# Aim of the task:
Identify the lines that contain the string "RELEASES" and copy all of them.

# Provided data:
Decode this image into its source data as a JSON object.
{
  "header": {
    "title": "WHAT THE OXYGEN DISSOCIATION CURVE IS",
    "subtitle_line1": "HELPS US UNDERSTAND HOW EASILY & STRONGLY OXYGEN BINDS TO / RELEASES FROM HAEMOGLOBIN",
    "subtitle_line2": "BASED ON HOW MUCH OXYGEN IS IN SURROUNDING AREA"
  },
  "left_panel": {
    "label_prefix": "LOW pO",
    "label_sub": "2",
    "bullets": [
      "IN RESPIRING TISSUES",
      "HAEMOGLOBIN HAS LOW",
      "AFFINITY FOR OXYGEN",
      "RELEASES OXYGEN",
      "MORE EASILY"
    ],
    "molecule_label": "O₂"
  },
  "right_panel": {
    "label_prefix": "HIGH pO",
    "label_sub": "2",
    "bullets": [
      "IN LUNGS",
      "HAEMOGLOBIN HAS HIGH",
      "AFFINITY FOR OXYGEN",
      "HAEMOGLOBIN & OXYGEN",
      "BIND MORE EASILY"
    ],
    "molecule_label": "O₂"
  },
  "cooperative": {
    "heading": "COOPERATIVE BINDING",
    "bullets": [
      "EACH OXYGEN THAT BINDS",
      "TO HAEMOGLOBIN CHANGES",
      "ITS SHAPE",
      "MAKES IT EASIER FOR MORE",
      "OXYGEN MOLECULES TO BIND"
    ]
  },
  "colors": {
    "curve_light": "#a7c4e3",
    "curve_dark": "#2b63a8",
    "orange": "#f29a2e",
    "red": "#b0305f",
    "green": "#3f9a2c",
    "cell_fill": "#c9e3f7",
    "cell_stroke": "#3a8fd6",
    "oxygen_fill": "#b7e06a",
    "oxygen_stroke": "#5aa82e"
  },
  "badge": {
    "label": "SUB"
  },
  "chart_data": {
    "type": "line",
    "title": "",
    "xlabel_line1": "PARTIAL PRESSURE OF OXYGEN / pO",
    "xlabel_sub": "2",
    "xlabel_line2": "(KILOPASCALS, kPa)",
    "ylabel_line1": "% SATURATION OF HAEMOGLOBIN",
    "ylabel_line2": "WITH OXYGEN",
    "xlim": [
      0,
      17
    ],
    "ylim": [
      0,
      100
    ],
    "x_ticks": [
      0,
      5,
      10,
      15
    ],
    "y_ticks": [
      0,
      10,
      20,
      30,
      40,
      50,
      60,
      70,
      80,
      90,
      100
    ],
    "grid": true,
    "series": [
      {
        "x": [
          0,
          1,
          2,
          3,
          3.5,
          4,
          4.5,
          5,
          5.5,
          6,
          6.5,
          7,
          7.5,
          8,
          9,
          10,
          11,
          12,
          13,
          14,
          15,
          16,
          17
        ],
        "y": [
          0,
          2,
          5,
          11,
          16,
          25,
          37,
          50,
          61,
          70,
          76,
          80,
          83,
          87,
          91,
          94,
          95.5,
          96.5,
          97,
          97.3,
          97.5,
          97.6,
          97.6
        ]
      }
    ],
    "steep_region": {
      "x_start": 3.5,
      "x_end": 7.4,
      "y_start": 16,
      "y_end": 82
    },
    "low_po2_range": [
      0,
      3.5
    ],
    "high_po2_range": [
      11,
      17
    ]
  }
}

# Exercise answer:
    "subtitle_line1": "HELPS US UNDERSTAND HOW EASILY & STRONGLY OXYGEN BINDS TO / RELEASES FROM HAEMOGLOBIN",
      "RELEASES OXYGEN",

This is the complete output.